Short task -
Word for word, copy all the data and drop the pictures.
-- BEGIN --
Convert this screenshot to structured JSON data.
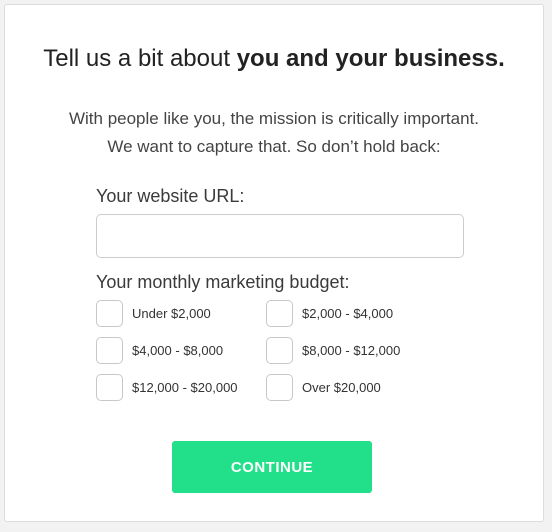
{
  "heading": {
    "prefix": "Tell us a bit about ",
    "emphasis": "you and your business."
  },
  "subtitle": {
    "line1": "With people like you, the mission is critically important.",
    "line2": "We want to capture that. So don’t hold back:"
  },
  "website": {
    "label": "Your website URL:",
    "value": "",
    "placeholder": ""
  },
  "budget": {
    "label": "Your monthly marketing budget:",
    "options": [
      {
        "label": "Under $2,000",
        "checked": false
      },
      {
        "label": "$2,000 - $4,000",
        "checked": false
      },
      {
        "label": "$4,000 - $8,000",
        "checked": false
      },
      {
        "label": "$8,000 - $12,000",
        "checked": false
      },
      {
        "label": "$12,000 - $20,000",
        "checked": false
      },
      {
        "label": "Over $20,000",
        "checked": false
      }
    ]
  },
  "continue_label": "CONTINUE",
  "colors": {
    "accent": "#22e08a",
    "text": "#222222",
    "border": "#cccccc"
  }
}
-- END --
Solution -
Convert this screenshot to structured JSON data.
{
  "heading": {
    "prefix": "Tell us a bit about ",
    "emphasis": "you and your business."
  },
  "subtitle": {
    "line1": "With people like you, the mission is critically important.",
    "line2": "We want to capture that. So don’t hold back:"
  },
  "website": {
    "label": "Your website URL:",
    "value": "",
    "placeholder": ""
  },
  "budget": {
    "label": "Your monthly marketing budget:",
    "options": [
      {
        "label": "Under $2,000",
        "checked": false
      },
      {
        "label": "$2,000 - $4,000",
        "checked": false
      },
      {
        "label": "$4,000 - $8,000",
        "checked": false
      },
      {
        "label": "$8,000 - $12,000",
        "checked": false
      },
      {
        "label": "$12,000 - $20,000",
        "checked": false
      },
      {
        "label": "Over $20,000",
        "checked": false
      }
    ]
  },
  "continue_label": "CONTINUE",
  "colors": {
    "accent": "#22e08a",
    "text": "#222222",
    "border": "#cccccc"
  }
}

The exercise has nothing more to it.